* **PROBLEM TO WORK ON**
Write out the material exactly. Do not include the pictures.

* **DATASET EXCERPTS**
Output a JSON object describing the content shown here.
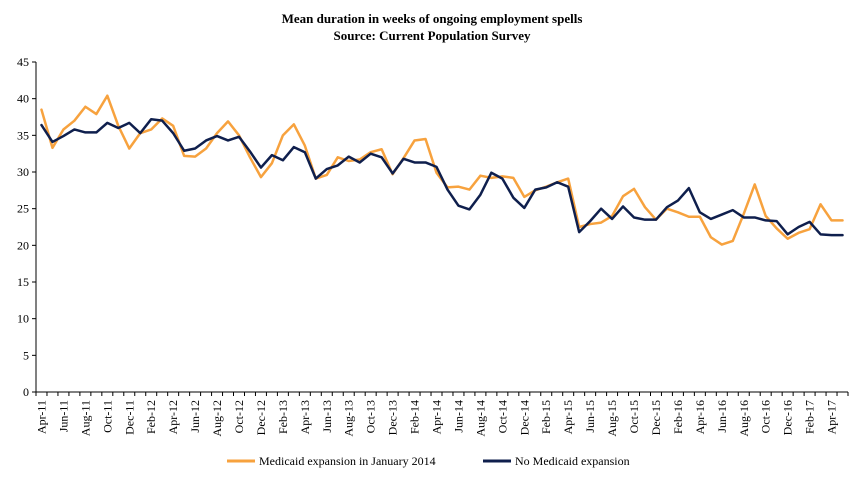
{
  "chart_data": {
    "type": "line",
    "title": "Mean duration in weeks of ongoing employment spells",
    "subtitle": "Source: Current Population Survey",
    "xlabel": "",
    "ylabel": "",
    "ylim": [
      0,
      45
    ],
    "yticks": [
      0,
      5,
      10,
      15,
      20,
      25,
      30,
      35,
      40,
      45
    ],
    "x": [
      "Apr-11",
      "May-11",
      "Jun-11",
      "Jul-11",
      "Aug-11",
      "Sep-11",
      "Oct-11",
      "Nov-11",
      "Dec-11",
      "Jan-12",
      "Feb-12",
      "Mar-12",
      "Apr-12",
      "May-12",
      "Jun-12",
      "Jul-12",
      "Aug-12",
      "Sep-12",
      "Oct-12",
      "Nov-12",
      "Dec-12",
      "Jan-13",
      "Feb-13",
      "Mar-13",
      "Apr-13",
      "May-13",
      "Jun-13",
      "Jul-13",
      "Aug-13",
      "Sep-13",
      "Oct-13",
      "Nov-13",
      "Dec-13",
      "Jan-14",
      "Feb-14",
      "Mar-14",
      "Apr-14",
      "May-14",
      "Jun-14",
      "Jul-14",
      "Aug-14",
      "Sep-14",
      "Oct-14",
      "Nov-14",
      "Dec-14",
      "Jan-15",
      "Feb-15",
      "Mar-15",
      "Apr-15",
      "May-15",
      "Jun-15",
      "Jul-15",
      "Aug-15",
      "Sep-15",
      "Oct-15",
      "Nov-15",
      "Dec-15",
      "Jan-16",
      "Feb-16",
      "Mar-16",
      "Apr-16",
      "May-16",
      "Jun-16",
      "Jul-16",
      "Aug-16",
      "Sep-16",
      "Oct-16",
      "Nov-16",
      "Dec-16",
      "Jan-17",
      "Feb-17",
      "Mar-17",
      "Apr-17",
      "May-17"
    ],
    "xtick_labels": [
      "Apr-11",
      "Jun-11",
      "Aug-11",
      "Oct-11",
      "Dec-11",
      "Feb-12",
      "Apr-12",
      "Jun-12",
      "Aug-12",
      "Oct-12",
      "Dec-12",
      "Feb-13",
      "Apr-13",
      "Jun-13",
      "Aug-13",
      "Oct-13",
      "Dec-13",
      "Feb-14",
      "Apr-14",
      "Jun-14",
      "Aug-14",
      "Oct-14",
      "Dec-14",
      "Feb-15",
      "Apr-15",
      "Jun-15",
      "Aug-15",
      "Oct-15",
      "Dec-15",
      "Feb-16",
      "Apr-16",
      "Jun-16",
      "Aug-16",
      "Oct-16",
      "Dec-16",
      "Feb-17",
      "Apr-17"
    ],
    "series": [
      {
        "name": "Medicaid expansion in January 2014",
        "color": "#f7a23e",
        "values": [
          38.5,
          33.3,
          35.8,
          37.0,
          38.9,
          37.9,
          40.4,
          36.3,
          33.2,
          35.3,
          35.8,
          37.3,
          36.3,
          32.2,
          32.1,
          33.2,
          35.3,
          36.9,
          35.0,
          32.0,
          29.3,
          31.2,
          35.0,
          36.5,
          33.6,
          29.1,
          29.6,
          32.0,
          31.5,
          31.7,
          32.7,
          33.1,
          29.7,
          31.9,
          34.3,
          34.5,
          29.9,
          27.9,
          28.0,
          27.6,
          29.5,
          29.2,
          29.4,
          29.2,
          26.6,
          27.5,
          28.0,
          28.6,
          29.1,
          22.5,
          22.9,
          23.1,
          24.0,
          26.7,
          27.7,
          25.2,
          23.5,
          25.0,
          24.5,
          23.9,
          23.9,
          21.1,
          20.1,
          20.6,
          24.3,
          28.3,
          24.0,
          22.3,
          20.9,
          21.7,
          22.2,
          25.6,
          23.4,
          23.4
        ]
      },
      {
        "name": "No Medicaid expansion",
        "color": "#0f1f4d",
        "values": [
          36.4,
          34.1,
          34.9,
          35.8,
          35.4,
          35.4,
          36.7,
          36.0,
          36.7,
          35.3,
          37.2,
          37.0,
          35.3,
          32.9,
          33.2,
          34.3,
          34.9,
          34.3,
          34.8,
          32.8,
          30.6,
          32.3,
          31.6,
          33.4,
          32.7,
          29.1,
          30.4,
          30.9,
          32.1,
          31.3,
          32.5,
          32.0,
          29.8,
          31.8,
          31.3,
          31.3,
          30.7,
          27.6,
          25.4,
          24.9,
          26.9,
          29.9,
          29.1,
          26.5,
          25.1,
          27.6,
          27.9,
          28.6,
          28.0,
          21.8,
          23.3,
          25.0,
          23.6,
          25.3,
          23.8,
          23.5,
          23.5,
          25.2,
          26.1,
          27.8,
          24.5,
          23.6,
          24.2,
          24.8,
          23.8,
          23.8,
          23.4,
          23.3,
          21.5,
          22.5,
          23.2,
          21.5,
          21.4,
          21.4
        ]
      }
    ],
    "grid": false,
    "legend_position": "bottom"
  }
}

* **EXERCISE OUTPUT**
Output a JSON object describing the content shown here.
{
  "chart_data": {
    "type": "line",
    "title": "Mean duration in weeks of ongoing employment spells",
    "subtitle": "Source: Current Population Survey",
    "xlabel": "",
    "ylabel": "",
    "ylim": [
      0,
      45
    ],
    "yticks": [
      0,
      5,
      10,
      15,
      20,
      25,
      30,
      35,
      40,
      45
    ],
    "x": [
      "Apr-11",
      "May-11",
      "Jun-11",
      "Jul-11",
      "Aug-11",
      "Sep-11",
      "Oct-11",
      "Nov-11",
      "Dec-11",
      "Jan-12",
      "Feb-12",
      "Mar-12",
      "Apr-12",
      "May-12",
      "Jun-12",
      "Jul-12",
      "Aug-12",
      "Sep-12",
      "Oct-12",
      "Nov-12",
      "Dec-12",
      "Jan-13",
      "Feb-13",
      "Mar-13",
      "Apr-13",
      "May-13",
      "Jun-13",
      "Jul-13",
      "Aug-13",
      "Sep-13",
      "Oct-13",
      "Nov-13",
      "Dec-13",
      "Jan-14",
      "Feb-14",
      "Mar-14",
      "Apr-14",
      "May-14",
      "Jun-14",
      "Jul-14",
      "Aug-14",
      "Sep-14",
      "Oct-14",
      "Nov-14",
      "Dec-14",
      "Jan-15",
      "Feb-15",
      "Mar-15",
      "Apr-15",
      "May-15",
      "Jun-15",
      "Jul-15",
      "Aug-15",
      "Sep-15",
      "Oct-15",
      "Nov-15",
      "Dec-15",
      "Jan-16",
      "Feb-16",
      "Mar-16",
      "Apr-16",
      "May-16",
      "Jun-16",
      "Jul-16",
      "Aug-16",
      "Sep-16",
      "Oct-16",
      "Nov-16",
      "Dec-16",
      "Jan-17",
      "Feb-17",
      "Mar-17",
      "Apr-17",
      "May-17"
    ],
    "xtick_labels": [
      "Apr-11",
      "Jun-11",
      "Aug-11",
      "Oct-11",
      "Dec-11",
      "Feb-12",
      "Apr-12",
      "Jun-12",
      "Aug-12",
      "Oct-12",
      "Dec-12",
      "Feb-13",
      "Apr-13",
      "Jun-13",
      "Aug-13",
      "Oct-13",
      "Dec-13",
      "Feb-14",
      "Apr-14",
      "Jun-14",
      "Aug-14",
      "Oct-14",
      "Dec-14",
      "Feb-15",
      "Apr-15",
      "Jun-15",
      "Aug-15",
      "Oct-15",
      "Dec-15",
      "Feb-16",
      "Apr-16",
      "Jun-16",
      "Aug-16",
      "Oct-16",
      "Dec-16",
      "Feb-17",
      "Apr-17"
    ],
    "series": [
      {
        "name": "Medicaid expansion in January 2014",
        "color": "#f7a23e",
        "values": [
          38.5,
          33.3,
          35.8,
          37.0,
          38.9,
          37.9,
          40.4,
          36.3,
          33.2,
          35.3,
          35.8,
          37.3,
          36.3,
          32.2,
          32.1,
          33.2,
          35.3,
          36.9,
          35.0,
          32.0,
          29.3,
          31.2,
          35.0,
          36.5,
          33.6,
          29.1,
          29.6,
          32.0,
          31.5,
          31.7,
          32.7,
          33.1,
          29.7,
          31.9,
          34.3,
          34.5,
          29.9,
          27.9,
          28.0,
          27.6,
          29.5,
          29.2,
          29.4,
          29.2,
          26.6,
          27.5,
          28.0,
          28.6,
          29.1,
          22.5,
          22.9,
          23.1,
          24.0,
          26.7,
          27.7,
          25.2,
          23.5,
          25.0,
          24.5,
          23.9,
          23.9,
          21.1,
          20.1,
          20.6,
          24.3,
          28.3,
          24.0,
          22.3,
          20.9,
          21.7,
          22.2,
          25.6,
          23.4,
          23.4
        ]
      },
      {
        "name": "No Medicaid expansion",
        "color": "#0f1f4d",
        "values": [
          36.4,
          34.1,
          34.9,
          35.8,
          35.4,
          35.4,
          36.7,
          36.0,
          36.7,
          35.3,
          37.2,
          37.0,
          35.3,
          32.9,
          33.2,
          34.3,
          34.9,
          34.3,
          34.8,
          32.8,
          30.6,
          32.3,
          31.6,
          33.4,
          32.7,
          29.1,
          30.4,
          30.9,
          32.1,
          31.3,
          32.5,
          32.0,
          29.8,
          31.8,
          31.3,
          31.3,
          30.7,
          27.6,
          25.4,
          24.9,
          26.9,
          29.9,
          29.1,
          26.5,
          25.1,
          27.6,
          27.9,
          28.6,
          28.0,
          21.8,
          23.3,
          25.0,
          23.6,
          25.3,
          23.8,
          23.5,
          23.5,
          25.2,
          26.1,
          27.8,
          24.5,
          23.6,
          24.2,
          24.8,
          23.8,
          23.8,
          23.4,
          23.3,
          21.5,
          22.5,
          23.2,
          21.5,
          21.4,
          21.4
        ]
      }
    ],
    "grid": false,
    "legend_position": "bottom"
  }
}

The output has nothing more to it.